• **Short task**
Gather all lines from the material that contain "kids".

___

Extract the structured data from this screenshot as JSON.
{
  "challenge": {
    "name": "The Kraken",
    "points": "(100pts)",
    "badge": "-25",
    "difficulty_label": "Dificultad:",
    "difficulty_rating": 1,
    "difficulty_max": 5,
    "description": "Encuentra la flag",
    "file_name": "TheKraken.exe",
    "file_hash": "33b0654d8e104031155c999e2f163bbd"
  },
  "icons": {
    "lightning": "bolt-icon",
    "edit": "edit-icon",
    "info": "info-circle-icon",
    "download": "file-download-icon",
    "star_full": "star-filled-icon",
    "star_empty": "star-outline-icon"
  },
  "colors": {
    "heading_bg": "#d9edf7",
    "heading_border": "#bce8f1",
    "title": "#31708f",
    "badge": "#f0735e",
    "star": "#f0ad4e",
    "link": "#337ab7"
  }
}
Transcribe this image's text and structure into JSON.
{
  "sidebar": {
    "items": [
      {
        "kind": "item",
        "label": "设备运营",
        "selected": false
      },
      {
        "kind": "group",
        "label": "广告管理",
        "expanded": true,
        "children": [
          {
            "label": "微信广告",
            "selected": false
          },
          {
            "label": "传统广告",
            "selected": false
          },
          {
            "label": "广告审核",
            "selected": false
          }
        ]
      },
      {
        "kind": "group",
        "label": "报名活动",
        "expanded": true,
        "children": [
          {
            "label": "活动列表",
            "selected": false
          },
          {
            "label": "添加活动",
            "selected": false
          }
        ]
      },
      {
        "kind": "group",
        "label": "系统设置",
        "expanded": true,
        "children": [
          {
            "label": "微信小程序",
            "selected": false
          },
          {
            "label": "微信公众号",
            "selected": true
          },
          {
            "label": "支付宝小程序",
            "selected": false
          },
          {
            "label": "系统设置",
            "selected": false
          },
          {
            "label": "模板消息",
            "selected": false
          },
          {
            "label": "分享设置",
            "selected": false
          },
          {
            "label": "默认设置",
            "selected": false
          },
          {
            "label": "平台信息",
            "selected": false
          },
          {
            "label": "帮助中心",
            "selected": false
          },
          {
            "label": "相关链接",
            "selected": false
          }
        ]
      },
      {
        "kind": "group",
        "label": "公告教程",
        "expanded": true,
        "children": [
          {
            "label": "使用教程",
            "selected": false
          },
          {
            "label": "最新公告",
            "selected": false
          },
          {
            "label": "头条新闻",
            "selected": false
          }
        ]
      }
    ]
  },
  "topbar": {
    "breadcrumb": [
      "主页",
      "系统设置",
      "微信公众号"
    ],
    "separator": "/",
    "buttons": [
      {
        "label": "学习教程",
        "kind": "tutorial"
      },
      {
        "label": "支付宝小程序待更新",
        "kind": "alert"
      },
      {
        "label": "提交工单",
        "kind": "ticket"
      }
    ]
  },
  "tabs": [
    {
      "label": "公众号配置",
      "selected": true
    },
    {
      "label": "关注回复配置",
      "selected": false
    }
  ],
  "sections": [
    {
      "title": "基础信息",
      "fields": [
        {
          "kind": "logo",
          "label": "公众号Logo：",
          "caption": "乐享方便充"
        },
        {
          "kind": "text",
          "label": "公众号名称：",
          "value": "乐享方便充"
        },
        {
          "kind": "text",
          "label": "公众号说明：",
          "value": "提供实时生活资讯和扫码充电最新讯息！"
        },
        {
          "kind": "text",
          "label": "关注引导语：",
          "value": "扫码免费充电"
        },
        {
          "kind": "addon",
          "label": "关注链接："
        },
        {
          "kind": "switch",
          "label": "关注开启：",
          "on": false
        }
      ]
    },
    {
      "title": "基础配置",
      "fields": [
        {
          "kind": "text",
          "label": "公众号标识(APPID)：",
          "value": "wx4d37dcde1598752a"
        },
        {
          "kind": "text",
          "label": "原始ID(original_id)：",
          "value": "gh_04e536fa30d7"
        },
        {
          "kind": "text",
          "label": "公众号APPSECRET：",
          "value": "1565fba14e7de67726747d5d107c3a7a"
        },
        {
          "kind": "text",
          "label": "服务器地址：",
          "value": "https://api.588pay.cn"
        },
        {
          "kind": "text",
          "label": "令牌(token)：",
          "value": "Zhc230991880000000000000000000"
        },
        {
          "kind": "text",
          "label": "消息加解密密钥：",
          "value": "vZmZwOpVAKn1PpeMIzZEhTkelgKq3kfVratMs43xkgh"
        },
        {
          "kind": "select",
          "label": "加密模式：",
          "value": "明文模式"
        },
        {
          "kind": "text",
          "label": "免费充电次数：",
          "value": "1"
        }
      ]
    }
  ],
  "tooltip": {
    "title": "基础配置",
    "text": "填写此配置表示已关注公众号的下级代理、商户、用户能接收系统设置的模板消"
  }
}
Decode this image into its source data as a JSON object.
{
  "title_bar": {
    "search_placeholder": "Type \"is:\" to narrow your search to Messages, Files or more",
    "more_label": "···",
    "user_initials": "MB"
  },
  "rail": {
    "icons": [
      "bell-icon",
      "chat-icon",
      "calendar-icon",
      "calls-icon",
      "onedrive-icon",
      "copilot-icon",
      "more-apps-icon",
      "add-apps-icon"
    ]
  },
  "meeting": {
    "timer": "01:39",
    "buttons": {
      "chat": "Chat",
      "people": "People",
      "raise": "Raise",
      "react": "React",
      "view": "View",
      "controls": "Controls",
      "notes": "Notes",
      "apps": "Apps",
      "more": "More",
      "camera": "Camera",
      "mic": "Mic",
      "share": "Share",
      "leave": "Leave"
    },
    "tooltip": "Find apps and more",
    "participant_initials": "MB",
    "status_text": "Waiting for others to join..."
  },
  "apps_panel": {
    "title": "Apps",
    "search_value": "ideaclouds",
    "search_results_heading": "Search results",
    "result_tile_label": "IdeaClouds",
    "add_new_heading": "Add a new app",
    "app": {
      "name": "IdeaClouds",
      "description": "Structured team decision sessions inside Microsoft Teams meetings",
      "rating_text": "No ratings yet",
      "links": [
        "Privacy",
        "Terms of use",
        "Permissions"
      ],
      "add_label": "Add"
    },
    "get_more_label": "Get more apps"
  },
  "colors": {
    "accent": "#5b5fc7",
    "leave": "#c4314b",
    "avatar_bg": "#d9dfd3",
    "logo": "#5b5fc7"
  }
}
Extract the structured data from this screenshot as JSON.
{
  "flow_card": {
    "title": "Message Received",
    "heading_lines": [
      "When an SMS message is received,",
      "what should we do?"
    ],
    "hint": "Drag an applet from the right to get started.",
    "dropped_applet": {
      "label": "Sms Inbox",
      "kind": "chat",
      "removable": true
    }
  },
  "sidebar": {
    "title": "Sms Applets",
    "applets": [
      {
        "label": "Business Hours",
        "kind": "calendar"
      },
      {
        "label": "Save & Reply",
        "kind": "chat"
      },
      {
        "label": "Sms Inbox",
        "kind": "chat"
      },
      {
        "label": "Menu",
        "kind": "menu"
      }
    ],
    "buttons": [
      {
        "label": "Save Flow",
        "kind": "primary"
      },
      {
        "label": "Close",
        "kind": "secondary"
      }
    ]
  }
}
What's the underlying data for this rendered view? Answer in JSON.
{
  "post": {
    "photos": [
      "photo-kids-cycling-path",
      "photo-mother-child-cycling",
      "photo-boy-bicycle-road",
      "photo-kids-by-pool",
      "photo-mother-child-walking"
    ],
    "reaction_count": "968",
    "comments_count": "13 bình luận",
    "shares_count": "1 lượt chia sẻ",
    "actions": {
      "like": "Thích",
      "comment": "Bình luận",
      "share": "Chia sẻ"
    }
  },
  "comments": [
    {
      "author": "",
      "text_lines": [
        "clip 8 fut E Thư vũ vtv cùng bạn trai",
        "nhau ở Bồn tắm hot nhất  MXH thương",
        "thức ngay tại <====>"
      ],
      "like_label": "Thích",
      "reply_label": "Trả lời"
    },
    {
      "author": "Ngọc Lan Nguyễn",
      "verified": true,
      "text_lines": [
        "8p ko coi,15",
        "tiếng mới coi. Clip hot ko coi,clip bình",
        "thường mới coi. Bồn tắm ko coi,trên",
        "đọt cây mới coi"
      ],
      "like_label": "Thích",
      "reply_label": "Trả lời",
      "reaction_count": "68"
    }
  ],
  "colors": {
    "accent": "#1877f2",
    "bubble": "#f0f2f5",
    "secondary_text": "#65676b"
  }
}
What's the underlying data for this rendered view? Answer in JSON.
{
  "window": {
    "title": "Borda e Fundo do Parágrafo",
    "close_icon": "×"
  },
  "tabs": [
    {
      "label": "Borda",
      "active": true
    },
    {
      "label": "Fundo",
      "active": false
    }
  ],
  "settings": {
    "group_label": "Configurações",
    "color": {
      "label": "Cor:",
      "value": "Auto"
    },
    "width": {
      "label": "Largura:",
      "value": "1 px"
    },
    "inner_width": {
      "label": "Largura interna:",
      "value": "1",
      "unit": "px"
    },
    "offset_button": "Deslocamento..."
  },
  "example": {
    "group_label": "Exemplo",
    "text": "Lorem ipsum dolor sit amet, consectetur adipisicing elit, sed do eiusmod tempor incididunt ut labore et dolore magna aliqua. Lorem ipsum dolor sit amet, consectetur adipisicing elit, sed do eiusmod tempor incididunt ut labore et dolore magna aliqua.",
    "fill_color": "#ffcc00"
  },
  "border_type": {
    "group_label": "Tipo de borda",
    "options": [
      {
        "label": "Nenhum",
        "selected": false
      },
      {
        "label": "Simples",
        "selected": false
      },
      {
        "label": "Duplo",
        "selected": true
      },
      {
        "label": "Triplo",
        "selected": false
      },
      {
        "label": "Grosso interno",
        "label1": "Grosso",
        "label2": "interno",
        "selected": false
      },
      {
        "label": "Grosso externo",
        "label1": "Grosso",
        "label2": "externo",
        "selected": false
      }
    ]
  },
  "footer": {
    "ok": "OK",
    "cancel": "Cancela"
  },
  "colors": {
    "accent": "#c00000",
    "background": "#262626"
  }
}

___

• **Solution for this task**
      "photo-kids-cycling-path",
      "photo-kids-by-pool",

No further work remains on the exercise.